--- Start ---
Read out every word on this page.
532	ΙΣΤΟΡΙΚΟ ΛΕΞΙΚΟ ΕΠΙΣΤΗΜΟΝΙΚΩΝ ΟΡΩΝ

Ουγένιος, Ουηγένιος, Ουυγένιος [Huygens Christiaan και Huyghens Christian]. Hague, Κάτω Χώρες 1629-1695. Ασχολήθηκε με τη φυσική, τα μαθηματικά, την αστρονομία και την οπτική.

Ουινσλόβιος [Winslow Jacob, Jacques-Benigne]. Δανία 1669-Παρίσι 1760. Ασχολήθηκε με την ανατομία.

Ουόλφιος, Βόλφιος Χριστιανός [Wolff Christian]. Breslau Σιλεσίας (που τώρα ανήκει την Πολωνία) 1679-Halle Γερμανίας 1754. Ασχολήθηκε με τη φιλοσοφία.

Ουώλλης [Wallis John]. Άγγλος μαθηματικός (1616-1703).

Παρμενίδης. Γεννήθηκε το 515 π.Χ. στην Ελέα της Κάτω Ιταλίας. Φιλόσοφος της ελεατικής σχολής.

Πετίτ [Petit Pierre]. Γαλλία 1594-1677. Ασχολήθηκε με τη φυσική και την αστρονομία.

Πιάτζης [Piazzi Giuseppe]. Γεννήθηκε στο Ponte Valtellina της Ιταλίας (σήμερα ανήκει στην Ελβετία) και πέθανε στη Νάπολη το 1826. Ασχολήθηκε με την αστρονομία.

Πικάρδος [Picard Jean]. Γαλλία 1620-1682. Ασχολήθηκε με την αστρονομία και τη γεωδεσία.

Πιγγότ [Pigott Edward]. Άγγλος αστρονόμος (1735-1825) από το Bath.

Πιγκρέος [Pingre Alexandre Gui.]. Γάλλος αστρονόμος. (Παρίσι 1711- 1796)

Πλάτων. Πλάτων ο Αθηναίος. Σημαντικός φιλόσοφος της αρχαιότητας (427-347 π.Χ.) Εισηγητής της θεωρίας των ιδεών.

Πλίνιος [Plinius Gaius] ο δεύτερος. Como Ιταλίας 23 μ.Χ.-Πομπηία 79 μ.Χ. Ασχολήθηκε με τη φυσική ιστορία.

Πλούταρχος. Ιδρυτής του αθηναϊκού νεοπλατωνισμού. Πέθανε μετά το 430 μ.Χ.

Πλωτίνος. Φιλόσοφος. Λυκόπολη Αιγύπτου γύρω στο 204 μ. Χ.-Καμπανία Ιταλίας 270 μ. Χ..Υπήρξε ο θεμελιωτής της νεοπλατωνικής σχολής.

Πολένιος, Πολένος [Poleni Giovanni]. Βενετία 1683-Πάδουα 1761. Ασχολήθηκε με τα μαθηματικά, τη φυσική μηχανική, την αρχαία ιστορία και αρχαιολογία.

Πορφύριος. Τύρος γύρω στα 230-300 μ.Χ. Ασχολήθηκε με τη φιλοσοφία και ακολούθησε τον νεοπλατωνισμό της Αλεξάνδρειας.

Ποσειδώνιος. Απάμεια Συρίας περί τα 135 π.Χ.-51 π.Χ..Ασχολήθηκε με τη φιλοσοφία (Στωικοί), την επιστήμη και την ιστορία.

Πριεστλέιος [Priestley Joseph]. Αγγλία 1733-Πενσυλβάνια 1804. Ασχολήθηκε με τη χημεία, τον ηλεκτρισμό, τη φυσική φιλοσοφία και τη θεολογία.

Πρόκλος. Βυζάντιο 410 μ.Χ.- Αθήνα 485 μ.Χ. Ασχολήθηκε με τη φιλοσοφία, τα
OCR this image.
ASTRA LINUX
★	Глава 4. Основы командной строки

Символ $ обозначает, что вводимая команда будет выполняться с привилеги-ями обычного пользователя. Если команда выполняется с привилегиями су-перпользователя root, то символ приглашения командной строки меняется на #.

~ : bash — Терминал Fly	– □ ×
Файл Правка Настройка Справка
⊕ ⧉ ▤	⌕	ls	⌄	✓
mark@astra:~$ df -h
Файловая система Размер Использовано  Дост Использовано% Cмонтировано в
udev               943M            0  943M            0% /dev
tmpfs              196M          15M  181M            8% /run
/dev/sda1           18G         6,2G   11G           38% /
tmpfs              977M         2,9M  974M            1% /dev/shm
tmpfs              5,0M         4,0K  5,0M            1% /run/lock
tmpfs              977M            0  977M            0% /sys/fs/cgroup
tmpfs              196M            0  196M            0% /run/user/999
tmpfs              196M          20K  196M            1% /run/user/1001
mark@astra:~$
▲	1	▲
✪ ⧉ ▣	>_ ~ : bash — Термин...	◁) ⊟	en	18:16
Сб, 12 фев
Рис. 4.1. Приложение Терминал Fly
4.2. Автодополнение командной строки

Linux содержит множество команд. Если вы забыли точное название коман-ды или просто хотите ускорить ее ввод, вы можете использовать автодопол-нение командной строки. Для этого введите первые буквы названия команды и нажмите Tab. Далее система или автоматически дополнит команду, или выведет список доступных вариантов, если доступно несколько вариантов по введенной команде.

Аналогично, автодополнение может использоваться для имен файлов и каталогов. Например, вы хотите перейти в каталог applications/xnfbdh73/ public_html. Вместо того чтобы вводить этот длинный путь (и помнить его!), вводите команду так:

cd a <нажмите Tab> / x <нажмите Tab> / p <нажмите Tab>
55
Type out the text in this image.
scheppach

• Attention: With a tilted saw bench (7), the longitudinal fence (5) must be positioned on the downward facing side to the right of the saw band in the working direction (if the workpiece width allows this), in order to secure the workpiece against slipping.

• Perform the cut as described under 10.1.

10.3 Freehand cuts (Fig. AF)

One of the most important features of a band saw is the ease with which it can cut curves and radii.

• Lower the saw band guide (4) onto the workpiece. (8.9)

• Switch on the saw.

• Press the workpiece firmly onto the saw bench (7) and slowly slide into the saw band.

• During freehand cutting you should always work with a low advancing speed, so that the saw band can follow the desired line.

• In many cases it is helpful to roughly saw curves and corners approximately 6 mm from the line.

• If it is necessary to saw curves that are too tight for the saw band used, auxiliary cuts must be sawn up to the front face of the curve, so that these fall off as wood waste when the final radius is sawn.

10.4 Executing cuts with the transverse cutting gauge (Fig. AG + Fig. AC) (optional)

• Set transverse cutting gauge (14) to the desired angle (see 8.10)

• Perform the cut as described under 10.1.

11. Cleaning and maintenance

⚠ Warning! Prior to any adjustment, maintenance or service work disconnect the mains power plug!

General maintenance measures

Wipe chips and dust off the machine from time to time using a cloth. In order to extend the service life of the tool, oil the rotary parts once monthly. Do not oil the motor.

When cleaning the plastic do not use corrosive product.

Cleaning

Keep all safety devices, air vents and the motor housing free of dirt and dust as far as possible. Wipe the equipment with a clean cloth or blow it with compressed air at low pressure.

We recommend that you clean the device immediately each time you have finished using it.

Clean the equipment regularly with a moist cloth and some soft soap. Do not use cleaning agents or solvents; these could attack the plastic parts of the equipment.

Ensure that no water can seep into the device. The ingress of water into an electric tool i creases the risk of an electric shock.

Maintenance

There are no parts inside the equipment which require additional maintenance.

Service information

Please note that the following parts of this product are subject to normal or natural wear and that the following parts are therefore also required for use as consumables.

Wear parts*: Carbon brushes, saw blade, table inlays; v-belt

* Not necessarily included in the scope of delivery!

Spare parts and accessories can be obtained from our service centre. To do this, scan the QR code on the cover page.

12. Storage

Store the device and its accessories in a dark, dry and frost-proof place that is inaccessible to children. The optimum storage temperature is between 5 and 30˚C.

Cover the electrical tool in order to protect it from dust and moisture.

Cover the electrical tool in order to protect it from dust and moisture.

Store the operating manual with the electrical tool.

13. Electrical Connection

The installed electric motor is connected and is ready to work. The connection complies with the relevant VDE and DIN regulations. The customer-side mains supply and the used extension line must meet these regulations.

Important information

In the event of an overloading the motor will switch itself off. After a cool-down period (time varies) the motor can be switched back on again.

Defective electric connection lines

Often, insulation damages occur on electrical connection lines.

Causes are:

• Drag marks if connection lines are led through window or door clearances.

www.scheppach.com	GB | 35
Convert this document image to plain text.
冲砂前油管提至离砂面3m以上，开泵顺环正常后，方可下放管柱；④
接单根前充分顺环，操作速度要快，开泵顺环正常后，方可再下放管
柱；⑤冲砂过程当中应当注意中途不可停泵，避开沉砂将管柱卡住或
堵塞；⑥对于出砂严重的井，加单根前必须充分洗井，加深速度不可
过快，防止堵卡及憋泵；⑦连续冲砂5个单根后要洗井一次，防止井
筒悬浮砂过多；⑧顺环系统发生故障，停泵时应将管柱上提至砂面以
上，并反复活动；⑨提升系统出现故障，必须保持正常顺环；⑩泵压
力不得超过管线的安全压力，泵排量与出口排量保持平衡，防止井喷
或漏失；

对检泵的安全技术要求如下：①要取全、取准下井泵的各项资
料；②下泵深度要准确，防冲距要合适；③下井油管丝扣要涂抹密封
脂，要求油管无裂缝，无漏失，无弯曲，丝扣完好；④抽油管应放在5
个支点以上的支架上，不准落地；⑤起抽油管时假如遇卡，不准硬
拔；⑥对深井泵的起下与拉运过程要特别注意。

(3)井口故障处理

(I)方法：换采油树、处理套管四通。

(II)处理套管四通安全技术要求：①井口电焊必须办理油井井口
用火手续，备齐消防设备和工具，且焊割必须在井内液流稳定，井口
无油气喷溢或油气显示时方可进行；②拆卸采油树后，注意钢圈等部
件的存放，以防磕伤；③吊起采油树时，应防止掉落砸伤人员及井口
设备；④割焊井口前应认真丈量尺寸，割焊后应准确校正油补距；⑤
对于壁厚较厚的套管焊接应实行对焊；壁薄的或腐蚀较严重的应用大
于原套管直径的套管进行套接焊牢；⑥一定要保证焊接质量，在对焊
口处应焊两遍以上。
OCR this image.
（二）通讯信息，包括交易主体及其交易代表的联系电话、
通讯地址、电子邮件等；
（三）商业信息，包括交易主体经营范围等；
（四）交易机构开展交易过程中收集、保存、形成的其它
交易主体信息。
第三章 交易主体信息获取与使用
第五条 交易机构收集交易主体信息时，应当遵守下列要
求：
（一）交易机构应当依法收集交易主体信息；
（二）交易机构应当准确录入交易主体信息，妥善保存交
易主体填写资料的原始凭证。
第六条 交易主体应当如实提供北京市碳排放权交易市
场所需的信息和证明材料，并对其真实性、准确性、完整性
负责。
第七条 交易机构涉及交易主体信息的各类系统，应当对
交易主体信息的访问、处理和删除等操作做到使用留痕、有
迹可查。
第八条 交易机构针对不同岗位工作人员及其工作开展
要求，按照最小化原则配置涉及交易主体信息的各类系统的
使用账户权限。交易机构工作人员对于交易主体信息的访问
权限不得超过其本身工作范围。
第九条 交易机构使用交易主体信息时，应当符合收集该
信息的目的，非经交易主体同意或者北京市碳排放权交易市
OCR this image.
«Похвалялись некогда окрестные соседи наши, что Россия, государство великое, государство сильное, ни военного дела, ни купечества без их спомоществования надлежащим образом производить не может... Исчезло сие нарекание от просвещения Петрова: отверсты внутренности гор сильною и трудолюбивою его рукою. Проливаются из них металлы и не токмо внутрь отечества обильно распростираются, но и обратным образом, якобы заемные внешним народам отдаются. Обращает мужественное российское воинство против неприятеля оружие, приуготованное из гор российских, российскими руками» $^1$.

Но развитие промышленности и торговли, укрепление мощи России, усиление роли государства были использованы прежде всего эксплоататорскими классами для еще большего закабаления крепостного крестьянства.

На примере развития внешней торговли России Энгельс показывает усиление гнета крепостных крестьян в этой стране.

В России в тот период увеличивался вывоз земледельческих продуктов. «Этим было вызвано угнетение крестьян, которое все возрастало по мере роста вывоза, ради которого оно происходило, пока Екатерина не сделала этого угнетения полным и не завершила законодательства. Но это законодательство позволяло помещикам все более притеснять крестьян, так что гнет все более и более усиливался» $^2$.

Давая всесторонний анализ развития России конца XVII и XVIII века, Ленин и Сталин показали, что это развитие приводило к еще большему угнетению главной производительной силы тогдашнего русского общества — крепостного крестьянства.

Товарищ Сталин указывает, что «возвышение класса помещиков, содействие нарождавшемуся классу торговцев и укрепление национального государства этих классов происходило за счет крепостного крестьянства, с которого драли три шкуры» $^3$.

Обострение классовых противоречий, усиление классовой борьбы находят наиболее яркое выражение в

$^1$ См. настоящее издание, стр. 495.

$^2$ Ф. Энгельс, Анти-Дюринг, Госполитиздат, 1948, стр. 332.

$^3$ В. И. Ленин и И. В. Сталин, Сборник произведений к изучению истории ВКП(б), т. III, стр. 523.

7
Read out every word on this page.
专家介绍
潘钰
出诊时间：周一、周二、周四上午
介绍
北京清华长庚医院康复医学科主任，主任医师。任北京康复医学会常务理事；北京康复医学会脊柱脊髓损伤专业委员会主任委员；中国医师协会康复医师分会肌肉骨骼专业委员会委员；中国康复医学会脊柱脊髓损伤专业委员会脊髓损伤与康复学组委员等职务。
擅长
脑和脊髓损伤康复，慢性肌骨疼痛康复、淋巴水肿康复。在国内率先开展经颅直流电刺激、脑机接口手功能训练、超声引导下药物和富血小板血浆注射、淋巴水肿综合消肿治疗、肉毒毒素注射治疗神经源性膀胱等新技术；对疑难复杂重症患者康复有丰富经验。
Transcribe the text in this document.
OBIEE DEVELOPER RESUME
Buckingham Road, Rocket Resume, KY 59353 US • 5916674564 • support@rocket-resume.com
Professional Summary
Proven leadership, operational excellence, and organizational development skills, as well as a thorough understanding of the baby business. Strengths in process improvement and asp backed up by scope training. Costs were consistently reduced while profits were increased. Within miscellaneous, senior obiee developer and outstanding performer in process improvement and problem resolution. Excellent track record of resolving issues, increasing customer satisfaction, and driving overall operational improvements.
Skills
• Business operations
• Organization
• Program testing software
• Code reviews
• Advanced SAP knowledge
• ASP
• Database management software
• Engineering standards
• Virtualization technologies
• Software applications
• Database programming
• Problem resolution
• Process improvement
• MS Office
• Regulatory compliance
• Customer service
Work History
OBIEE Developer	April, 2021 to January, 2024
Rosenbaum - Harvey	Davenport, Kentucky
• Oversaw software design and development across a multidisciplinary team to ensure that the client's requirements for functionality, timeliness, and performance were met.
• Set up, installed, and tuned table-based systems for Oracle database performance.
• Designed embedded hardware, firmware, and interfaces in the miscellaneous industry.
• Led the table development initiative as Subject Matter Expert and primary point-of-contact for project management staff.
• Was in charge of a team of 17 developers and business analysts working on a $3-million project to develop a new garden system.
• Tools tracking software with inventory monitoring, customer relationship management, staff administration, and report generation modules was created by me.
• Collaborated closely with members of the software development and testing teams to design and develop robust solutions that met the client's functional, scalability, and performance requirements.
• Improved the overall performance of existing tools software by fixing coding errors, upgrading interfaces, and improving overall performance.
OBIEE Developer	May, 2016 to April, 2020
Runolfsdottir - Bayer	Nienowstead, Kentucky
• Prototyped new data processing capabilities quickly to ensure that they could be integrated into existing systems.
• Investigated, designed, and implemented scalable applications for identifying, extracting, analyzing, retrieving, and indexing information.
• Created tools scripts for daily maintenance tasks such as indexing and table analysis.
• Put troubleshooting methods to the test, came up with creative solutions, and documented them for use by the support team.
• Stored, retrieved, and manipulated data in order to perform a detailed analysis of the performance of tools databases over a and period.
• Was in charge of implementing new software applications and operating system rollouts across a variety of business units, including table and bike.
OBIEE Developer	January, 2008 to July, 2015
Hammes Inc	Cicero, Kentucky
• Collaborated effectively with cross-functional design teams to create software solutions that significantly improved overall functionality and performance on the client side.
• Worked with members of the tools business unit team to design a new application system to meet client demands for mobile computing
--- End ---
TASK DETAILS: Pick out each line containing "Collaborated" and report it.

ANSWER TO THE TASK:
• Collaborated closely with members of the software development and testing teams to design and develop robust solutions that met the client's functional, scalability, and performance requirements.
• Collaborated effectively with cross-functional design teams to create software solutions that significantly improved overall functionality and performance on the client side.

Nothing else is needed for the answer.